• What is expected
From the records below, copy every line that contains the word "narrowness".

▶

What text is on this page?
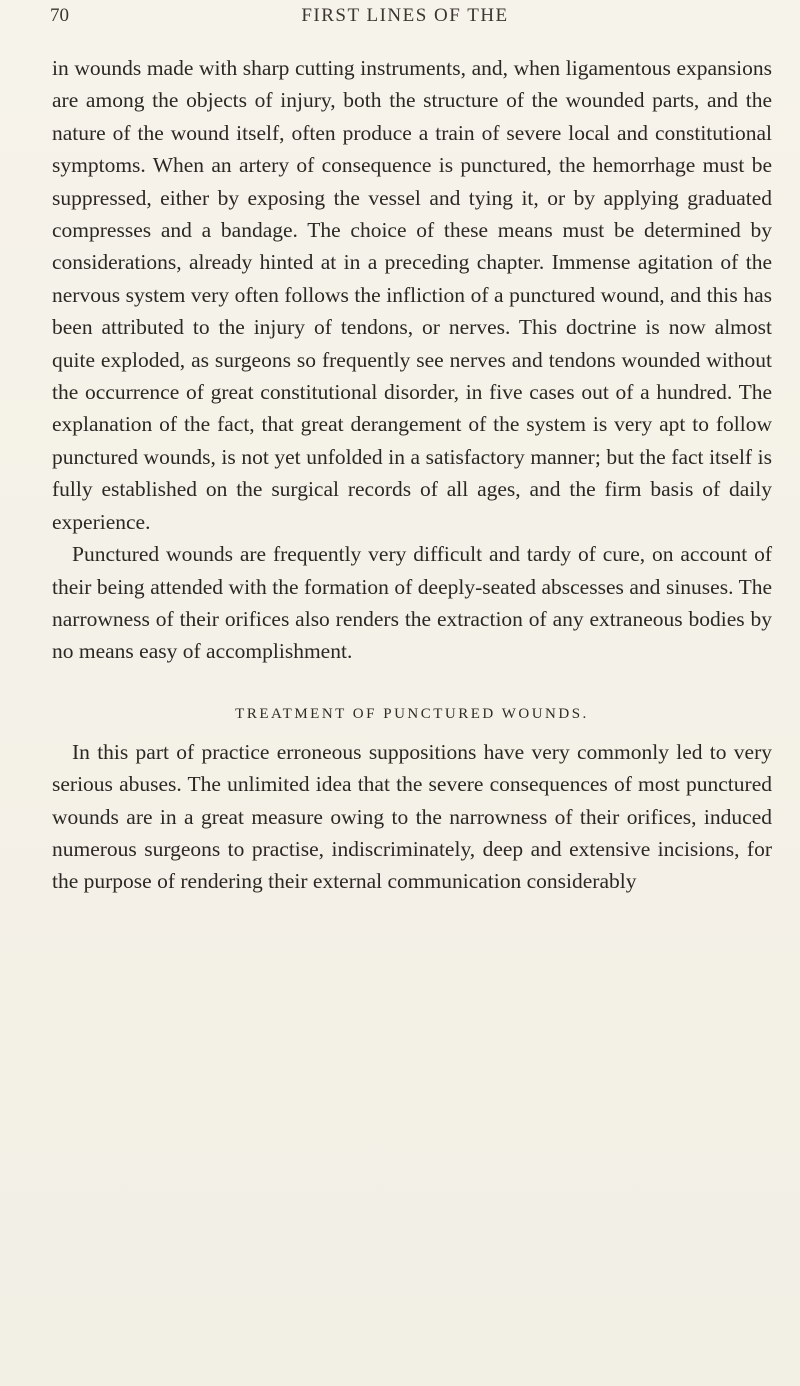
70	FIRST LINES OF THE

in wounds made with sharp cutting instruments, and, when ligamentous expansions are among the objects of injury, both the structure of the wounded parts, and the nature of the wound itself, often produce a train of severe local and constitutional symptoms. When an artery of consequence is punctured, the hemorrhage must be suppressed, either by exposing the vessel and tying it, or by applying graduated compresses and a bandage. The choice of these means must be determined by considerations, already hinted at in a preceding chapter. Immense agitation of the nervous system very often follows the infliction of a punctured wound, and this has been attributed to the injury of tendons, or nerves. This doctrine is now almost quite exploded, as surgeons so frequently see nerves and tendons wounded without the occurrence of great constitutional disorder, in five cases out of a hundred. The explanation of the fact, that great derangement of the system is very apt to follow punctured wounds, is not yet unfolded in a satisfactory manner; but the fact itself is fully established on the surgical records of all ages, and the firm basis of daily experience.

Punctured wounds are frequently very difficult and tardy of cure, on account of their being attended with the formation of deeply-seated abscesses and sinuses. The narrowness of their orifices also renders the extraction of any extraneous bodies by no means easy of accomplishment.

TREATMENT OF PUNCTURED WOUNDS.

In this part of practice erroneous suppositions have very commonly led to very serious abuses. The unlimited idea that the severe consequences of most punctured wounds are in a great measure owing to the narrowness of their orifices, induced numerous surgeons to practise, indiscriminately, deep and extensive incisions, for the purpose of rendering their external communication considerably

◀

• Written answer
Punctured wounds are frequently very difficult and tardy of cure, on account of their being attended with the formation of deeply-seated abscesses and sinuses. The narrowness of their orifices also renders the extraction of any extraneous bodies by no means easy of accomplishment.
In this part of practice erroneous suppositions have very commonly led to very serious abuses. The unlimited idea that the severe consequences of most punctured wounds are in a great measure owing to the narrowness of their orifices, induced numerous surgeons to practise, indiscriminately, deep and extensive incisions, for the purpose of rendering their external communication considerably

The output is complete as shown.